Pragmatic innovation: CIO Dr. Andrew Rosenberg's approach to new tech investment

Innovation in healthcare often requires a technology component and significant cultural change. As a result, it's not always possible on a tight timeline.

However, new initiatives focused on solving real and immediate problems in the healthcare space will gain priority and the necessary resources to get the job done. Andrew Rosenberg, MD, CIO of Michigan Medicine, has first-hand experience making large scale innovative changes at his academic health system.

Here, Dr. Rosenberg discusses how he views innovation in healthcare and the most important aspects of engaging with pragmatic transformation.

Question: How do you separate the truly useful and innovative technology from the hype when new tech crosses your desk?

Dr. Andrew Rosenberg: When my colleagues and I look at new technologies and pitches brought to us we want them to solve existing problems. They have to be grounded in solving a problem as opposed to a higher, more abstract or conceptual idea. Both are reasonable ways of approach technology development, but I find it more pragmatic to do so based on solving real problems than a theme, such as 'mobility' or 'blockchain.'

I find that there are so many existing workflows and investments, that even if I decided we wanted to become a cloud-based system and move everything to the cloud, it wouldn't happen for a long time. I tend to ground innovation discussions in problems that can be solved, and that we need solved, in the near term.

Q: How do you set innovation discussions for your team?

AR: I'm big on frameworks to help my team have complex discussions. For example, we may discuss how to view IT investments across all domains. We use an IT maturity framework to figure out which servers we are working on systemwide and which need to be replaced, which every CIO has to think about. If we decided we want to move to the cloud, I wouldn't go to the CEO and say we should make that move and push it as an innovation. Instead, I would point out that we don't have to be cloud-first, but we could move things incrementally to the cloud as it makes sense, like using the cloud for our supply chain or enterprise resource planning.

Then I would take that idea and recognize that for our research, we have huge storage needs, especially with imaging. That is truly big data and we can't keep up with something as mundane as storage for it. As a result, our research data is an area where we have a problem and we can solve it by taking an innovative approach with the cloud-based storage system.

A further example is cybersecurity. The problem is that we are trying to secure protected health information. I'm looking at the new techniques that fundamentally may innovate in the way we think about data. There are a few firms that we are working with that previously only existed with secret government agencies but now they are becoming public. We are looking for technologies that can help us secure PHI and manage data differently. Instead of just implementing better and better encryption and mobile device management, all of which are not innovation, we are trying to develop a way to make the devices U of M employees use quantum resistant. This is encryption that is scalable across of their devices and the first we are going to work with are absolutely, fundamentally innovative in what they do to solve a real problem.

Q: What are the best examples of companies that really provide an innovative edge for you?

AR: I want to see healthcare organizations trying to disrupt themselves. Virtual care is a good example of that because technology can help us provide care at home in a way that we have never done before. We can combine new data types in healthcare, digital imaging, molecular diagnostics and genomics for more personalized healthcare. Those are areas where we find very specific new ways of providing care in our pilots and experiments.

◆ DATA
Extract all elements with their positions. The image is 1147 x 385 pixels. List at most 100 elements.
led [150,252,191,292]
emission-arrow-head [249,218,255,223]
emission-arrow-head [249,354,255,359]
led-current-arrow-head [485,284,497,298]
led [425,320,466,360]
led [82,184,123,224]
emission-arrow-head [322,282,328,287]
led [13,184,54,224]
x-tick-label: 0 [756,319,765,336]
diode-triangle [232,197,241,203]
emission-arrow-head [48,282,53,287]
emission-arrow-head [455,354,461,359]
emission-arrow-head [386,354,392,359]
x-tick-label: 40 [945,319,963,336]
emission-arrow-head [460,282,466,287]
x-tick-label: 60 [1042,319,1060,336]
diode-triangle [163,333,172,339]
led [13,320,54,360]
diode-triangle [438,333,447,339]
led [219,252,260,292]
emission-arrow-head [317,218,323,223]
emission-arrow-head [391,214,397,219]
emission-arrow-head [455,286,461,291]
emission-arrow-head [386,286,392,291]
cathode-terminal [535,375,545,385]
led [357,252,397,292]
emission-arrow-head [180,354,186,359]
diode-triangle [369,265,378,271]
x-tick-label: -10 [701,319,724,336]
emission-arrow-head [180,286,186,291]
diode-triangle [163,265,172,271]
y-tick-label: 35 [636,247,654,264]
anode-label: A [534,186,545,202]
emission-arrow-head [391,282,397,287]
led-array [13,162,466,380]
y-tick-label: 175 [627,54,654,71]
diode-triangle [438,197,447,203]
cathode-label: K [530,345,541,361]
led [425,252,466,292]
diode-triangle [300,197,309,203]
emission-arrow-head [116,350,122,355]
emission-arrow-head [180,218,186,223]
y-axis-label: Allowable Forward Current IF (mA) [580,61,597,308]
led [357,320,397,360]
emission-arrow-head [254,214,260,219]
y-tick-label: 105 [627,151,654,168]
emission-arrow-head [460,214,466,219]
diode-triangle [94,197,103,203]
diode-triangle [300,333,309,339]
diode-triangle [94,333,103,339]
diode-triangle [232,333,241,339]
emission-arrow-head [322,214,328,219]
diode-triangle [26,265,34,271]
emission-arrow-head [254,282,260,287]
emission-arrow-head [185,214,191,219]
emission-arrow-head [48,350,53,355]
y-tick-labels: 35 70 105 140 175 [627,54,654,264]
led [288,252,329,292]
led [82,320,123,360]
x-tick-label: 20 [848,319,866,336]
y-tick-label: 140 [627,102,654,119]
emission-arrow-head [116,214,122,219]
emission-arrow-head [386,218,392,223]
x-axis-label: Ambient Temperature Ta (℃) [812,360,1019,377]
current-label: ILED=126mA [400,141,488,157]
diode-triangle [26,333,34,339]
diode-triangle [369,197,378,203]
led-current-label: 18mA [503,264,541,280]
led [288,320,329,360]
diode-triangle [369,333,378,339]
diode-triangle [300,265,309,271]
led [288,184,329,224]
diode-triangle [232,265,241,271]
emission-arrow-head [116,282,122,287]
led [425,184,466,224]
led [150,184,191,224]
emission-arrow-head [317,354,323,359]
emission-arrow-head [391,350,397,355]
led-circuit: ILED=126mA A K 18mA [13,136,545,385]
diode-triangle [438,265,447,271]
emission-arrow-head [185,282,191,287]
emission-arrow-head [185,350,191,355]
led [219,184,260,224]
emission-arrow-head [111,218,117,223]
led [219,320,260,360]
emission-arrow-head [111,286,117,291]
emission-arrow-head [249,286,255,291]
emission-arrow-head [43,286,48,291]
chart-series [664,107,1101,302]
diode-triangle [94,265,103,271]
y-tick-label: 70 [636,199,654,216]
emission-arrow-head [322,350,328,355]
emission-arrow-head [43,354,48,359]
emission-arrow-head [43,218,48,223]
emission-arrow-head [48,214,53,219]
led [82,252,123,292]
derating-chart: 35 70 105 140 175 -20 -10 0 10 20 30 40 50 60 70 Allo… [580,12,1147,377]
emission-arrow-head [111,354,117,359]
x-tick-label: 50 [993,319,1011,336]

◆ QUESTIONS
1: In the interview with Dr. Rosenberg, what framework does his team use to determine which servers need to be replaced?
2: Restate the paragraph of the interview beginning "I'm big on frameworks" as a brief bulleted list, retaining its main facts.

◆ ANSWERS FOR THE EXERCISE
1: An IT maturity framework.

2:
- Dr. Rosenberg relies on frameworks to help his team hold complex discussions, such as how to view IT investments across all domains.
- His team uses an IT maturity framework to identify which servers are being worked on systemwide and which need replacement, a question every CIO must consider.
- He would not present a move to the cloud to the CEO as an innovation.
- Instead, he would propose moving things to the cloud incrementally where it makes sense rather than becoming cloud-first, for example for supply chain or enterprise resource planning.